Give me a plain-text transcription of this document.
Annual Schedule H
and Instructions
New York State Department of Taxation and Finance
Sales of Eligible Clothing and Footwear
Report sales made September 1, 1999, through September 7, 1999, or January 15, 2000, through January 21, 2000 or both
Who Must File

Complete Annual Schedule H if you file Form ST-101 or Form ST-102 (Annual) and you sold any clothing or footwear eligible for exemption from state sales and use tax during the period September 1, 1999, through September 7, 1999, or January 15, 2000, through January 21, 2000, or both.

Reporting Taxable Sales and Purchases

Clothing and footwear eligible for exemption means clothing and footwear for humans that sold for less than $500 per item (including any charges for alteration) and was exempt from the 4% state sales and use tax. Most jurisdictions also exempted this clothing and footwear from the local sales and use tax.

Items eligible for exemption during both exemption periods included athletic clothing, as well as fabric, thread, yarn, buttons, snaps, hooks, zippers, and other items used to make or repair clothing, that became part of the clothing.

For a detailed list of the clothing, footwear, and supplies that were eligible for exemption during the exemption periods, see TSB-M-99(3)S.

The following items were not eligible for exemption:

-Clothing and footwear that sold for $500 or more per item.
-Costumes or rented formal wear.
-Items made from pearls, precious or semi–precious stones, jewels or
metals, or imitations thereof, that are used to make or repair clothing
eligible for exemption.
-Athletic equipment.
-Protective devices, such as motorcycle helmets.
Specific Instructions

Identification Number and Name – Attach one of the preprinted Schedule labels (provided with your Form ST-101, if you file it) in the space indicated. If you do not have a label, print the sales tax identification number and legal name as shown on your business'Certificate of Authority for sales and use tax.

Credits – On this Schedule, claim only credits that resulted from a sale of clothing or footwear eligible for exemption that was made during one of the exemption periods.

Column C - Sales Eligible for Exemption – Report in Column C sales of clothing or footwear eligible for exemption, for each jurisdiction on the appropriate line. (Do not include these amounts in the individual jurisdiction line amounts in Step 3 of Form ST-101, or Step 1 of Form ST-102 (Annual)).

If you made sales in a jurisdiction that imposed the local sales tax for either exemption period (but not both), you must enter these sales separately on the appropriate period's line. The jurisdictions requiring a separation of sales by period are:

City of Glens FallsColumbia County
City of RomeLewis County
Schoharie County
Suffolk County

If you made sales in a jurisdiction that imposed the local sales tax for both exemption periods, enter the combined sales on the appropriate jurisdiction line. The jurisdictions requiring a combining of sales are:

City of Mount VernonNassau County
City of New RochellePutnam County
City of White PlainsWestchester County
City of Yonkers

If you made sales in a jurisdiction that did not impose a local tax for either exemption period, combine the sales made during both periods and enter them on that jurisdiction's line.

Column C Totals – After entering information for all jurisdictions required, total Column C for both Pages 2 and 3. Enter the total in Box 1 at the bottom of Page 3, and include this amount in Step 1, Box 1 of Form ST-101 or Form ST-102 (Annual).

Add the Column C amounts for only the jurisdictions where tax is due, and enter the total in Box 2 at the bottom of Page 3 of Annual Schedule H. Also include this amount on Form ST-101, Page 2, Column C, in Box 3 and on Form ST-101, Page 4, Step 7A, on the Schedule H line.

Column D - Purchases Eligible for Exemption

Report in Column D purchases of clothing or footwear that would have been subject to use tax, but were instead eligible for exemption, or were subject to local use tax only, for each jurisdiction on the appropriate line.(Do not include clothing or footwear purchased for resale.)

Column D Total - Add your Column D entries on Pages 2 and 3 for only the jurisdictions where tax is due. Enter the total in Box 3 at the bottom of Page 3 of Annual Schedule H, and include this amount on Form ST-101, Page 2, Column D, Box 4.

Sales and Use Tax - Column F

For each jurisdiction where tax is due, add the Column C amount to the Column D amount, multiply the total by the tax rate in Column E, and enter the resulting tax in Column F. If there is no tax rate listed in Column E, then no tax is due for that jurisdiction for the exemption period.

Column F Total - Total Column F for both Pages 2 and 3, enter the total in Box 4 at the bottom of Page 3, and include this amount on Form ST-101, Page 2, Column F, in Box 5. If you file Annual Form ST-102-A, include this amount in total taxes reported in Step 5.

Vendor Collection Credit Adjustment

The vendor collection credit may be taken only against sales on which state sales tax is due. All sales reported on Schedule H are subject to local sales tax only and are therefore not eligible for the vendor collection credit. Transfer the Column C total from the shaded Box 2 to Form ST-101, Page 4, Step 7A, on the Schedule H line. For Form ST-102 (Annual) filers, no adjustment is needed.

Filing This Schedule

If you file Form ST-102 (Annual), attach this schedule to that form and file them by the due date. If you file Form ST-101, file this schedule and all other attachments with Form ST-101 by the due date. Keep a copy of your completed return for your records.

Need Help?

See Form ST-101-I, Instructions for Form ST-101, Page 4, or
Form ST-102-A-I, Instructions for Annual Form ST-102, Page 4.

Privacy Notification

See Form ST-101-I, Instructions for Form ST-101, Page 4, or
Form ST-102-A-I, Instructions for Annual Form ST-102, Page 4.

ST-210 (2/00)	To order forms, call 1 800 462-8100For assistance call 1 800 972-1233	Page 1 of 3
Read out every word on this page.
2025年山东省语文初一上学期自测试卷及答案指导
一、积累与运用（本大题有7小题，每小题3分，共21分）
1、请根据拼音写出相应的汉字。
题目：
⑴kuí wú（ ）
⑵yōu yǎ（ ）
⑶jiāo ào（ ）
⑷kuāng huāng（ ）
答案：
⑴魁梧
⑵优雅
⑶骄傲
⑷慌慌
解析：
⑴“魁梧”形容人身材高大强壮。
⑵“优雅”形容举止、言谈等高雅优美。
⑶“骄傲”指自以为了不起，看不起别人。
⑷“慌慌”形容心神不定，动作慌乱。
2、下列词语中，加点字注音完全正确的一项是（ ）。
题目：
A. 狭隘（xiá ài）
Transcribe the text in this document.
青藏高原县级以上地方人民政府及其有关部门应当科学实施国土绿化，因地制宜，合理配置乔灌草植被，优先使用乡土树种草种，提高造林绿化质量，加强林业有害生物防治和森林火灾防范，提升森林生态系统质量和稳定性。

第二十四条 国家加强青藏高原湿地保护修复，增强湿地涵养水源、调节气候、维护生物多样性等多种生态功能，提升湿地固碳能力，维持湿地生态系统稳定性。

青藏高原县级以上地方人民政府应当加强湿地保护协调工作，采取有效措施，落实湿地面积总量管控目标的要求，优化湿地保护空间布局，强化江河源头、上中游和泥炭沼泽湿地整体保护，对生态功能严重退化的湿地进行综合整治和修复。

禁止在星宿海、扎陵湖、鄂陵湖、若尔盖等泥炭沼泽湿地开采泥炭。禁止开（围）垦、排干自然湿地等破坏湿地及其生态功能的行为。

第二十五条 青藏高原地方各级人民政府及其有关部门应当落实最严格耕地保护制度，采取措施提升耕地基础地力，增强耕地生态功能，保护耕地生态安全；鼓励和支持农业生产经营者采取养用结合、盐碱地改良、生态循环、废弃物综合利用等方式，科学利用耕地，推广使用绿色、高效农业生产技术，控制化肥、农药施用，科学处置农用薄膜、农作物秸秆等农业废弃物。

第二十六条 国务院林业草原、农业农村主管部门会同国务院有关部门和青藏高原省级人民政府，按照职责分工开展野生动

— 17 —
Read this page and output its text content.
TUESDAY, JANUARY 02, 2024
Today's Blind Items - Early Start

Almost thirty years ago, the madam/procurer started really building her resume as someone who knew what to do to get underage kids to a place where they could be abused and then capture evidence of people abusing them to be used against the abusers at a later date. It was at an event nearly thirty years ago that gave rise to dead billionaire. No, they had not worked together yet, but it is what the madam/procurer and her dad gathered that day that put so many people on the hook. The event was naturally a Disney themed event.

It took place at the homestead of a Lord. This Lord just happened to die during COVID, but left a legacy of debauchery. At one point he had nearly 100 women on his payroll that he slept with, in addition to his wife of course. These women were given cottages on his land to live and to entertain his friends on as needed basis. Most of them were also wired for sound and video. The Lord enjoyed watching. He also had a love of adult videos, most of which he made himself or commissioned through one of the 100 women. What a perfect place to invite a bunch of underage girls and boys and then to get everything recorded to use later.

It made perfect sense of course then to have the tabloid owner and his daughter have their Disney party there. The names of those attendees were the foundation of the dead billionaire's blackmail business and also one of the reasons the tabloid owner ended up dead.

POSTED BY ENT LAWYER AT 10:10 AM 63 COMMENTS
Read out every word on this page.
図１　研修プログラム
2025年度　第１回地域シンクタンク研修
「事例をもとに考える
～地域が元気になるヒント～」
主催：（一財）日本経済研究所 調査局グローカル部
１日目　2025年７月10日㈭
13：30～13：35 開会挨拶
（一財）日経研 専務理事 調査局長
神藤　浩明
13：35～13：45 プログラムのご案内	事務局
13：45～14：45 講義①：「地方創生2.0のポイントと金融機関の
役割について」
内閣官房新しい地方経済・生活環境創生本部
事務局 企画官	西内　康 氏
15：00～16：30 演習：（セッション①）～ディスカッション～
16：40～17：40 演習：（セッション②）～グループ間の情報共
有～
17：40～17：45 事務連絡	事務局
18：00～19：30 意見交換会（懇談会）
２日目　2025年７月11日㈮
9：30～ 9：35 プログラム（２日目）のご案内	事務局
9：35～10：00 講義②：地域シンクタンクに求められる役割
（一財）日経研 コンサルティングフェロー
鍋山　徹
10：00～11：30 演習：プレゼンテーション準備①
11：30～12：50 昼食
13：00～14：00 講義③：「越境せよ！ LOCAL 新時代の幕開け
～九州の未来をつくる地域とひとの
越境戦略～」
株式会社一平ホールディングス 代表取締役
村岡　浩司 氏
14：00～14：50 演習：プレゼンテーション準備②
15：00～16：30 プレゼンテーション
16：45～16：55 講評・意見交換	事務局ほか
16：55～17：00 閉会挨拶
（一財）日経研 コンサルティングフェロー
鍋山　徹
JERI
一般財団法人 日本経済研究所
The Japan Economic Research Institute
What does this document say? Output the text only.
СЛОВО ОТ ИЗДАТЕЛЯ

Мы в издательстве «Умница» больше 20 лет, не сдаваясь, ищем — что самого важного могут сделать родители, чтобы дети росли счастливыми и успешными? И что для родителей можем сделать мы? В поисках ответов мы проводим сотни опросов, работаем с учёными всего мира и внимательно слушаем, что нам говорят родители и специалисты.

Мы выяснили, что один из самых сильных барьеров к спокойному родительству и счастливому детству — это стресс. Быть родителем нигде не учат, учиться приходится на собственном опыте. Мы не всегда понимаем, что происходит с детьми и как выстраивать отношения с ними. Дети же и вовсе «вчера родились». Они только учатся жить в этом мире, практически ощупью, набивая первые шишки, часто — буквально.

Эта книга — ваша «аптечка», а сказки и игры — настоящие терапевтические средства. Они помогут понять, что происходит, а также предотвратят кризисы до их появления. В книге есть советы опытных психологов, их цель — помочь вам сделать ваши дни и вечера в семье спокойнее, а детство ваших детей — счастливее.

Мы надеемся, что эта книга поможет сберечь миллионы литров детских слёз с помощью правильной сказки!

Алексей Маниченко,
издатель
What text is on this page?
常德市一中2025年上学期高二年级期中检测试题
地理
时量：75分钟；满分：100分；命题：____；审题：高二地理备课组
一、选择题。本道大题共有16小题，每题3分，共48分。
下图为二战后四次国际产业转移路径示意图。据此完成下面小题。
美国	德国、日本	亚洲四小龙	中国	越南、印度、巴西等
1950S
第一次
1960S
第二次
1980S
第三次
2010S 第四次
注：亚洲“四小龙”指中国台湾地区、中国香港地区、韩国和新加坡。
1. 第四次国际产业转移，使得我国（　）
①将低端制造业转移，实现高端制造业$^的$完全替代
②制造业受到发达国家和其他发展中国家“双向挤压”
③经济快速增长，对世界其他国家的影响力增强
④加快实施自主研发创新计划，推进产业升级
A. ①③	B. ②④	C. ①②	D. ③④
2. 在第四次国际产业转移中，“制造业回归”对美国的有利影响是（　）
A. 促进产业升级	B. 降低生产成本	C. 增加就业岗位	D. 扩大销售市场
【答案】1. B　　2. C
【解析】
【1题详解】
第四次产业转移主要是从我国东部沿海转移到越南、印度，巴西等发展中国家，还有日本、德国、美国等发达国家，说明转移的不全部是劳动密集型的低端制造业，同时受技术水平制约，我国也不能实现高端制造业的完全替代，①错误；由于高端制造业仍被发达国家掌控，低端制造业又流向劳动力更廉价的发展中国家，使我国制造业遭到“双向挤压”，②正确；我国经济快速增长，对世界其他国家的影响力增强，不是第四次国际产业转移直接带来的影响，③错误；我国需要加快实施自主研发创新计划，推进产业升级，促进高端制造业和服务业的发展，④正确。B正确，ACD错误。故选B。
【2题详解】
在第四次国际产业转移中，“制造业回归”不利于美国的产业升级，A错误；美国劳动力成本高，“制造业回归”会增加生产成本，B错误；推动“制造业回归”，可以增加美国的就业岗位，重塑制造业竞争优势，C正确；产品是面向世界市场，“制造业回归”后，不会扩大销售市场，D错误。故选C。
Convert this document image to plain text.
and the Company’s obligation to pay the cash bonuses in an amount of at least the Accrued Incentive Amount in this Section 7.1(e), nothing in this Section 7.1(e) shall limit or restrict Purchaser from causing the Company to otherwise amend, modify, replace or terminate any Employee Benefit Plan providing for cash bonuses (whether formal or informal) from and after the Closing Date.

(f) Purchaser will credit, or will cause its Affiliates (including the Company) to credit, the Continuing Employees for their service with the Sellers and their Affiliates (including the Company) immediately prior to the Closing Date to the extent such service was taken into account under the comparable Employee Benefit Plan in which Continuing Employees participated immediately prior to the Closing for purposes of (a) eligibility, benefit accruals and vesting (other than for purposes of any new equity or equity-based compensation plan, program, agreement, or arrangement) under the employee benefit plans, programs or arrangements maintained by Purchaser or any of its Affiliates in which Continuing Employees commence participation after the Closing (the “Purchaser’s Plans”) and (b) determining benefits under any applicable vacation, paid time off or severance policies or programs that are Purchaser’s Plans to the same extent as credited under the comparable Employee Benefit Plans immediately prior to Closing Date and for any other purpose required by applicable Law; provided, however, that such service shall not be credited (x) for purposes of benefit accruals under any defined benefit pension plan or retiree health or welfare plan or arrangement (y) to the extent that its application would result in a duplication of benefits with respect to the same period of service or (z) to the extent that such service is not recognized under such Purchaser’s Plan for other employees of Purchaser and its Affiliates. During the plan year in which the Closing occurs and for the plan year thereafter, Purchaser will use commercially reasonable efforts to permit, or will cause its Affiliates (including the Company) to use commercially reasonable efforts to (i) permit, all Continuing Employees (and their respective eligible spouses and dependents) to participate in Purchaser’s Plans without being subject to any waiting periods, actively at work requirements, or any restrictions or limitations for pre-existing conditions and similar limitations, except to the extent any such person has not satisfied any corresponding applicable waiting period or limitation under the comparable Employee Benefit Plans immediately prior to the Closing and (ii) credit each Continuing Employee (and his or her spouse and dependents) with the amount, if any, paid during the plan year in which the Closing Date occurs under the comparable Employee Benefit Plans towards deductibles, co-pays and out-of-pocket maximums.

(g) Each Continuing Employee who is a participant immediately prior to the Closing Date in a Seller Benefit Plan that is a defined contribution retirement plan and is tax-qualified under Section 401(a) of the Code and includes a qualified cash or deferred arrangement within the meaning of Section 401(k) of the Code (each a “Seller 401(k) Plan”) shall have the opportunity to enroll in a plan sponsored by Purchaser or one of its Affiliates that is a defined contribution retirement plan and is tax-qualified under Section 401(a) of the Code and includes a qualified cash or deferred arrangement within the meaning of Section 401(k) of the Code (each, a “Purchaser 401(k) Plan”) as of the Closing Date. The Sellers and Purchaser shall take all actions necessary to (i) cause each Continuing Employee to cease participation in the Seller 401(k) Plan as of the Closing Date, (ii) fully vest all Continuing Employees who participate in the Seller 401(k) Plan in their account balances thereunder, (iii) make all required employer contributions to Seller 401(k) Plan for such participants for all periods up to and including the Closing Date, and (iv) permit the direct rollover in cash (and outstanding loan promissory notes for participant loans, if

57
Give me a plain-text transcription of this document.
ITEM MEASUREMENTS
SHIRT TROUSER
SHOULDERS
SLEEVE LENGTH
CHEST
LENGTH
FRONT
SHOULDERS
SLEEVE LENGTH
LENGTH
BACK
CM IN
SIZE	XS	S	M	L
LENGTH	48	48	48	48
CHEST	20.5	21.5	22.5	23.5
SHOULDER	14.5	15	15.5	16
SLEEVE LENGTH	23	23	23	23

* _TASK DIRECTIONS_
State how many lines of the listing above include the word "制造业回归". Give nothing but the number.

* _COMPLETED EXERCISE_
2